(RECORDS FOR THE TASK):
::::::

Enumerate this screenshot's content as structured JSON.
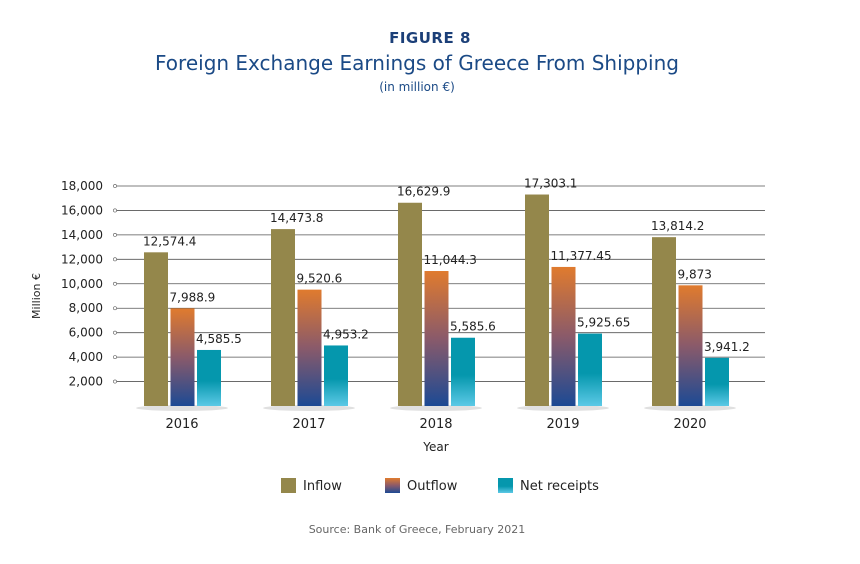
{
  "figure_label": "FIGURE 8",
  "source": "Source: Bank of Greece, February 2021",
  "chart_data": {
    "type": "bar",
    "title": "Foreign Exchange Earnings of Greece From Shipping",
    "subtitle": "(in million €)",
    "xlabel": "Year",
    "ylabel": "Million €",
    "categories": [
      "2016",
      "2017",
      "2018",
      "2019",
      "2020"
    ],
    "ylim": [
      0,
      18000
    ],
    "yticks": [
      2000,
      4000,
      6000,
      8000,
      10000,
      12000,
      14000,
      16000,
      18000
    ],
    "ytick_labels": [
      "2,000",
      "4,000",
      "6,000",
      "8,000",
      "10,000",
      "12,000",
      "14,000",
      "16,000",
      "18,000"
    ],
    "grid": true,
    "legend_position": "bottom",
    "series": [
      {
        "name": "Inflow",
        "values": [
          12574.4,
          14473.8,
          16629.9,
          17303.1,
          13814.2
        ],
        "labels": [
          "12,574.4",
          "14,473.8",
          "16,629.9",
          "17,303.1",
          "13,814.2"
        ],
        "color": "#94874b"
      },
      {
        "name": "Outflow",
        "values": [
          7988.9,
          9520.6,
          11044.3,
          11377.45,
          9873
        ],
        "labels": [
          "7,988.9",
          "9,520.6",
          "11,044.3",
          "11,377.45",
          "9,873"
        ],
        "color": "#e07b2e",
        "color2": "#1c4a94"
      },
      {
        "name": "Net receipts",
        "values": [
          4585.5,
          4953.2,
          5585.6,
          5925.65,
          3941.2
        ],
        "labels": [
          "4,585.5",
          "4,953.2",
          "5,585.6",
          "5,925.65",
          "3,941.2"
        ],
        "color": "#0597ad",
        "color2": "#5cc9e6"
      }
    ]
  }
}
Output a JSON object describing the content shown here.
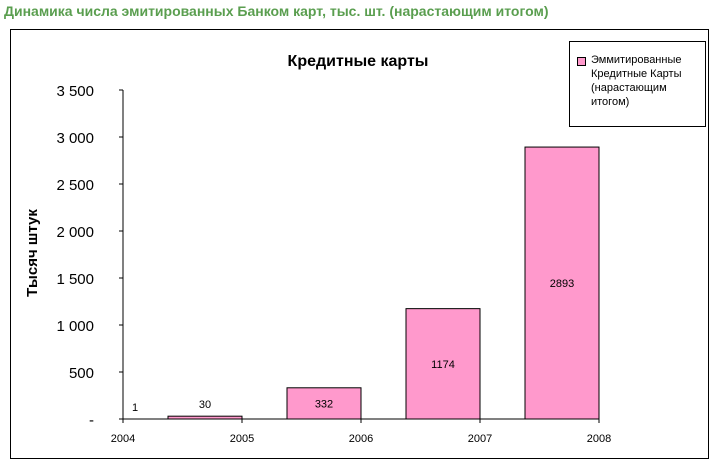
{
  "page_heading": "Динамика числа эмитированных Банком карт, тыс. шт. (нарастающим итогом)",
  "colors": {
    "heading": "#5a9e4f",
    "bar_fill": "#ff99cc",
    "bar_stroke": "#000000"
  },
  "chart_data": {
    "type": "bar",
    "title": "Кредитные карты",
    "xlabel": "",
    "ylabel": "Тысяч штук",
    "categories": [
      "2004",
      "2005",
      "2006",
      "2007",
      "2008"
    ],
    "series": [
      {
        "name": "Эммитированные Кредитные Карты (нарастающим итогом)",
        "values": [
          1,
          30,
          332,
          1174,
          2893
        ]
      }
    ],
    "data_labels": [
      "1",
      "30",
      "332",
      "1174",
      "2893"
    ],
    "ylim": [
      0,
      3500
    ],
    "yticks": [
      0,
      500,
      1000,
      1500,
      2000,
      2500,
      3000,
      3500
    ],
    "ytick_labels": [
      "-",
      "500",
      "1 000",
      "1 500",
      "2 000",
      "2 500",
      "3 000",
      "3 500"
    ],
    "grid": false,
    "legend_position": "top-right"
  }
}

::::::

(TASK STATEMENT):
Produce an exact copy of the lines from the line containing "Output a JSON" through the last line of the records, with no pictures and no other text.

(WORKED ANSWER):
Output a JSON object describing the content shown here.
{
  "page_heading": "Динамика числа эмитированных Банком карт, тыс. шт. (нарастающим итогом)",
  "colors": {
    "heading": "#5a9e4f",
    "bar_fill": "#ff99cc",
    "bar_stroke": "#000000"
  },
  "chart_data": {
    "type": "bar",
    "title": "Кредитные карты",
    "xlabel": "",
    "ylabel": "Тысяч штук",
    "categories": [
      "2004",
      "2005",
      "2006",
      "2007",
      "2008"
    ],
    "series": [
      {
        "name": "Эммитированные Кредитные Карты (нарастающим итогом)",
        "values": [
          1,
          30,
          332,
          1174,
          2893
        ]
      }
    ],
    "data_labels": [
      "1",
      "30",
      "332",
      "1174",
      "2893"
    ],
    "ylim": [
      0,
      3500
    ],
    "yticks": [
      0,
      500,
      1000,
      1500,
      2000,
      2500,
      3000,
      3500
    ],
    "ytick_labels": [
      "-",
      "500",
      "1 000",
      "1 500",
      "2 000",
      "2 500",
      "3 000",
      "3 500"
    ],
    "grid": false,
    "legend_position": "top-right"
  }
}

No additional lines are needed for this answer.